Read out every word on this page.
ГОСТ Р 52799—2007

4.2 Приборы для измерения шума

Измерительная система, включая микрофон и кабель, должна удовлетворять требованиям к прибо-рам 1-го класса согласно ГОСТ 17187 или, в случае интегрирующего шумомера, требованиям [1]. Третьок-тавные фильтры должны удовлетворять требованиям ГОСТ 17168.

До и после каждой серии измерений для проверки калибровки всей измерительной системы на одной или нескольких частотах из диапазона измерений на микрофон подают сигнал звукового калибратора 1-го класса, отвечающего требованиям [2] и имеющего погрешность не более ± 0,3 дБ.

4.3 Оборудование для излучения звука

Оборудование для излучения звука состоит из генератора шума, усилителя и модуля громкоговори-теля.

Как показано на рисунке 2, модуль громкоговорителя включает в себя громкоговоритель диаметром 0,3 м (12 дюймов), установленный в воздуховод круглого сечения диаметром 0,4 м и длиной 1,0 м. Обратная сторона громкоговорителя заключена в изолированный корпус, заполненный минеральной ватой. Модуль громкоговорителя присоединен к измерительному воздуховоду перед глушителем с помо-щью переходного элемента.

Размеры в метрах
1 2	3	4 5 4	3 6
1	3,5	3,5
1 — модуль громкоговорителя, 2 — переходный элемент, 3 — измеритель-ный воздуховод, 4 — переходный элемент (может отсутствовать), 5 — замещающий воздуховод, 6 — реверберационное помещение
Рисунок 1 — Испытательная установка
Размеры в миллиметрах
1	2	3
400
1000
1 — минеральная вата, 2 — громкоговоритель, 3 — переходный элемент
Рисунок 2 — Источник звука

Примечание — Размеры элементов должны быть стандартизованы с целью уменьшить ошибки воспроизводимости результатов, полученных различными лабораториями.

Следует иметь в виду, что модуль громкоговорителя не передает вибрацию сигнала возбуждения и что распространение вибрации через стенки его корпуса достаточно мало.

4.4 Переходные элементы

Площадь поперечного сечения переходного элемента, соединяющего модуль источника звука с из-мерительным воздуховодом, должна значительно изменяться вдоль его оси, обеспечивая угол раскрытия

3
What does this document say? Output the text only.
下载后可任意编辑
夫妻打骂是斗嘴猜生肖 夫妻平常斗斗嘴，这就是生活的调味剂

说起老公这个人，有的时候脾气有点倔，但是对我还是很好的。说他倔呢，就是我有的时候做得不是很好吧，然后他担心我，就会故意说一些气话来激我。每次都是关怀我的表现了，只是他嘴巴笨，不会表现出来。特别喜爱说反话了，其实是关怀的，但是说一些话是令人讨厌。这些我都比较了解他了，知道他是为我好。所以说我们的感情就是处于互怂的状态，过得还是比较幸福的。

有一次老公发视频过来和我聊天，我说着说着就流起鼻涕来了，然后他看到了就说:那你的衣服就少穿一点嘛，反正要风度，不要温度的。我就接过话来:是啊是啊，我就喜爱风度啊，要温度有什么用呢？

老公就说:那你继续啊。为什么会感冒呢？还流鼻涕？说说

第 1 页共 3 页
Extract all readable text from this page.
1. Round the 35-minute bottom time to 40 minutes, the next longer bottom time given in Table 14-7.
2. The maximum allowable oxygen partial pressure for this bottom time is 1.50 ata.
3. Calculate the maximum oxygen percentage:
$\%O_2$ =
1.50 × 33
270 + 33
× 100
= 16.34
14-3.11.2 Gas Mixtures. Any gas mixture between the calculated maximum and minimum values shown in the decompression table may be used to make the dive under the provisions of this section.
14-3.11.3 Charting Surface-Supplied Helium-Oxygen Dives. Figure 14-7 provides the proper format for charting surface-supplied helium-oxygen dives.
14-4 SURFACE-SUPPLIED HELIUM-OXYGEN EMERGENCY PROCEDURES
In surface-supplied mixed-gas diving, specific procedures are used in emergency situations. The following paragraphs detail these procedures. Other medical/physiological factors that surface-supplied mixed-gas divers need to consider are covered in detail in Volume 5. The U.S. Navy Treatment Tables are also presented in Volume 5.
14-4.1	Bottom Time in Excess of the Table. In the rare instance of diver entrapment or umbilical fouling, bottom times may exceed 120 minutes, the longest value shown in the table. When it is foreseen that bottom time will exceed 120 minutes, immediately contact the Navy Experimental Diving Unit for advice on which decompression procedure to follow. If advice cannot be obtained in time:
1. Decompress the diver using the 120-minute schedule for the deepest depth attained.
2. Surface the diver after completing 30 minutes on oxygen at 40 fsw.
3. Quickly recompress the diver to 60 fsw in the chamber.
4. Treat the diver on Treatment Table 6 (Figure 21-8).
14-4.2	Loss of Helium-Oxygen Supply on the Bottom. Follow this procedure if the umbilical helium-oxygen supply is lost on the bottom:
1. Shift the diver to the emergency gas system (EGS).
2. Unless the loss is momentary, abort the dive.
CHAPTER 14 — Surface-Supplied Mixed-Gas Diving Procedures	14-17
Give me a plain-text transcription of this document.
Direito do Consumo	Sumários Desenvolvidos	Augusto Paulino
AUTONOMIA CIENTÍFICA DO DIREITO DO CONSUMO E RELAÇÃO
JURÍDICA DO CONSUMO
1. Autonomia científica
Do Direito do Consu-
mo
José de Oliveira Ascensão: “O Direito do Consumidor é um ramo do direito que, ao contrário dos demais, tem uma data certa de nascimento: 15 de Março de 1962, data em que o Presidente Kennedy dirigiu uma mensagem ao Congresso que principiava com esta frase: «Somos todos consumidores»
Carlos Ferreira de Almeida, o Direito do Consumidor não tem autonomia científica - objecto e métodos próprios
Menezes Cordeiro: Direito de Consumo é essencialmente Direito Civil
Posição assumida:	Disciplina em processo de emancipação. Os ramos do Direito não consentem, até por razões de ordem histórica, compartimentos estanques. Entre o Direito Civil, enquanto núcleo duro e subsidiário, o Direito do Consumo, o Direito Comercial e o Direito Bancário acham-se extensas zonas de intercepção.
• • • • •
What the exercise asks
Copy out all of the records shown above exactly.

Solution to this problem
Read out every word on this page.
ГОСТ Р 52799—2007

4.2 Приборы для измерения шума

Измерительная система, включая микрофон и кабель, должна удовлетворять требованиям к прибо-рам 1-го класса согласно ГОСТ 17187 или, в случае интегрирующего шумомера, требованиям [1]. Третьок-тавные фильтры должны удовлетворять требованиям ГОСТ 17168.

До и после каждой серии измерений для проверки калибровки всей измерительной системы на одной или нескольких частотах из диапазона измерений на микрофон подают сигнал звукового калибратора 1-го класса, отвечающего требованиям [2] и имеющего погрешность не более ± 0,3 дБ.

4.3 Оборудование для излучения звука

Оборудование для излучения звука состоит из генератора шума, усилителя и модуля громкоговори-теля.

Как показано на рисунке 2, модуль громкоговорителя включает в себя громкоговоритель диаметром 0,3 м (12 дюймов), установленный в воздуховод круглого сечения диаметром 0,4 м и длиной 1,0 м. Обратная сторона громкоговорителя заключена в изолированный корпус, заполненный минеральной ватой. Модуль громкоговорителя присоединен к измерительному воздуховоду перед глушителем с помо-щью переходного элемента.

Размеры в метрах
1 2	3	4 5 4	3 6
1	3,5	3,5
1 — модуль громкоговорителя, 2 — переходный элемент, 3 — измеритель-ный воздуховод, 4 — переходный элемент (может отсутствовать), 5 — замещающий воздуховод, 6 — реверберационное помещение
Рисунок 1 — Испытательная установка
Размеры в миллиметрах
1	2	3
400
1000
1 — минеральная вата, 2 — громкоговоритель, 3 — переходный элемент
Рисунок 2 — Источник звука

Примечание — Размеры элементов должны быть стандартизованы с целью уменьшить ошибки воспроизводимости результатов, полученных различными лабораториями.

Следует иметь в виду, что модуль громкоговорителя не передает вибрацию сигнала возбуждения и что распространение вибрации через стенки его корпуса достаточно мало.

4.4 Переходные элементы

Площадь поперечного сечения переходного элемента, соединяющего модуль источника звука с из-мерительным воздуховодом, должна значительно изменяться вдоль его оси, обеспечивая угол раскрытия

3
What does this document say? Output the text only.
下载后可任意编辑
夫妻打骂是斗嘴猜生肖 夫妻平常斗斗嘴，这就是生活的调味剂

说起老公这个人，有的时候脾气有点倔，但是对我还是很好的。说他倔呢，就是我有的时候做得不是很好吧，然后他担心我，就会故意说一些气话来激我。每次都是关怀我的表现了，只是他嘴巴笨，不会表现出来。特别喜爱说反话了，其实是关怀的，但是说一些话是令人讨厌。这些我都比较了解他了，知道他是为我好。所以说我们的感情就是处于互怂的状态，过得还是比较幸福的。

有一次老公发视频过来和我聊天，我说着说着就流起鼻涕来了，然后他看到了就说:那你的衣服就少穿一点嘛，反正要风度，不要温度的。我就接过话来:是啊是啊，我就喜爱风度啊，要温度有什么用呢？

老公就说:那你继续啊。为什么会感冒呢？还流鼻涕？说说

第 1 页共 3 页
Extract all readable text from this page.
1. Round the 35-minute bottom time to 40 minutes, the next longer bottom time given in Table 14-7.
2. The maximum allowable oxygen partial pressure for this bottom time is 1.50 ata.
3. Calculate the maximum oxygen percentage:
$\%O_2$ =
1.50 × 33
270 + 33
× 100
= 16.34
14-3.11.2 Gas Mixtures. Any gas mixture between the calculated maximum and minimum values shown in the decompression table may be used to make the dive under the provisions of this section.
14-3.11.3 Charting Surface-Supplied Helium-Oxygen Dives. Figure 14-7 provides the proper format for charting surface-supplied helium-oxygen dives.
14-4 SURFACE-SUPPLIED HELIUM-OXYGEN EMERGENCY PROCEDURES
In surface-supplied mixed-gas diving, specific procedures are used in emergency situations. The following paragraphs detail these procedures. Other medical/physiological factors that surface-supplied mixed-gas divers need to consider are covered in detail in Volume 5. The U.S. Navy Treatment Tables are also presented in Volume 5.
14-4.1	Bottom Time in Excess of the Table. In the rare instance of diver entrapment or umbilical fouling, bottom times may exceed 120 minutes, the longest value shown in the table. When it is foreseen that bottom time will exceed 120 minutes, immediately contact the Navy Experimental Diving Unit for advice on which decompression procedure to follow. If advice cannot be obtained in time:
1. Decompress the diver using the 120-minute schedule for the deepest depth attained.
2. Surface the diver after completing 30 minutes on oxygen at 40 fsw.
3. Quickly recompress the diver to 60 fsw in the chamber.
4. Treat the diver on Treatment Table 6 (Figure 21-8).
14-4.2	Loss of Helium-Oxygen Supply on the Bottom. Follow this procedure if the umbilical helium-oxygen supply is lost on the bottom:
1. Shift the diver to the emergency gas system (EGS).
2. Unless the loss is momentary, abort the dive.
CHAPTER 14 — Surface-Supplied Mixed-Gas Diving Procedures	14-17
Give me a plain-text transcription of this document.
Direito do Consumo	Sumários Desenvolvidos	Augusto Paulino
AUTONOMIA CIENTÍFICA DO DIREITO DO CONSUMO E RELAÇÃO
JURÍDICA DO CONSUMO
1. Autonomia científica
Do Direito do Consu-
mo
José de Oliveira Ascensão: “O Direito do Consumidor é um ramo do direito que, ao contrário dos demais, tem uma data certa de nascimento: 15 de Março de 1962, data em que o Presidente Kennedy dirigiu uma mensagem ao Congresso que principiava com esta frase: «Somos todos consumidores»
Carlos Ferreira de Almeida, o Direito do Consumidor não tem autonomia científica - objecto e métodos próprios
Menezes Cordeiro: Direito de Consumo é essencialmente Direito Civil
Posição assumida:	Disciplina em processo de emancipação. Os ramos do Direito não consentem, até por razões de ordem histórica, compartimentos estanques. Entre o Direito Civil, enquanto núcleo duro e subsidiário, o Direito do Consumo, o Direito Comercial e o Direito Bancário acham-se extensas zonas de intercepção.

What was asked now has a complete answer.